• _ROWS_:

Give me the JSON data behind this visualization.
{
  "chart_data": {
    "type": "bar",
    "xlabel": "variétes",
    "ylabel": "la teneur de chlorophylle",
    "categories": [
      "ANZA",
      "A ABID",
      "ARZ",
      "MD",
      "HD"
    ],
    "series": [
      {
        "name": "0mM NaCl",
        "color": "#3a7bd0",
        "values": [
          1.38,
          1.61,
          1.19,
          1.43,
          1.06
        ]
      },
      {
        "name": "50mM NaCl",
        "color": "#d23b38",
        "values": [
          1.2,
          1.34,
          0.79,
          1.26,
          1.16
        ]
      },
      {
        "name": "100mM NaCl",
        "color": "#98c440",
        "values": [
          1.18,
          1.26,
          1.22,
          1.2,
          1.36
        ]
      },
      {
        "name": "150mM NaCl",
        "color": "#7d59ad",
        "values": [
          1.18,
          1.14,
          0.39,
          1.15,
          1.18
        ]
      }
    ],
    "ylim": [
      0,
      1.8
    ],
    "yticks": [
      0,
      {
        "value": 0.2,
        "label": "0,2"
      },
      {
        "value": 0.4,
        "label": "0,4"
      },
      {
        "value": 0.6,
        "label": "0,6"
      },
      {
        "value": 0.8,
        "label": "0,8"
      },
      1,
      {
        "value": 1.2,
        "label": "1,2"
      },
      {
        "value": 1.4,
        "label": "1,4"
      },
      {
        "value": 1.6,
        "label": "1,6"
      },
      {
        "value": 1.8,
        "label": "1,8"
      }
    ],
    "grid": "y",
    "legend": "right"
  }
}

• _DIRECTIONS FOR THIS TASK_: Can you reproduce all the material exactly?

• _PROBLEM SOLUTION_:
Give me the JSON data behind this visualization.
{
  "chart_data": {
    "type": "bar",
    "xlabel": "variétes",
    "ylabel": "la teneur de chlorophylle",
    "categories": [
      "ANZA",
      "A ABID",
      "ARZ",
      "MD",
      "HD"
    ],
    "series": [
      {
        "name": "0mM NaCl",
        "color": "#3a7bd0",
        "values": [
          1.38,
          1.61,
          1.19,
          1.43,
          1.06
        ]
      },
      {
        "name": "50mM NaCl",
        "color": "#d23b38",
        "values": [
          1.2,
          1.34,
          0.79,
          1.26,
          1.16
        ]
      },
      {
        "name": "100mM NaCl",
        "color": "#98c440",
        "values": [
          1.18,
          1.26,
          1.22,
          1.2,
          1.36
        ]
      },
      {
        "name": "150mM NaCl",
        "color": "#7d59ad",
        "values": [
          1.18,
          1.14,
          0.39,
          1.15,
          1.18
        ]
      }
    ],
    "ylim": [
      0,
      1.8
    ],
    "yticks": [
      0,
      {
        "value": 0.2,
        "label": "0,2"
      },
      {
        "value": 0.4,
        "label": "0,4"
      },
      {
        "value": 0.6,
        "label": "0,6"
      },
      {
        "value": 0.8,
        "label": "0,8"
      },
      1,
      {
        "value": 1.2,
        "label": "1,2"
      },
      {
        "value": 1.4,
        "label": "1,4"
      },
      {
        "value": 1.6,
        "label": "1,6"
      },
      {
        "value": 1.8,
        "label": "1,8"
      }
    ],
    "grid": "y",
    "legend": "right"
  }
}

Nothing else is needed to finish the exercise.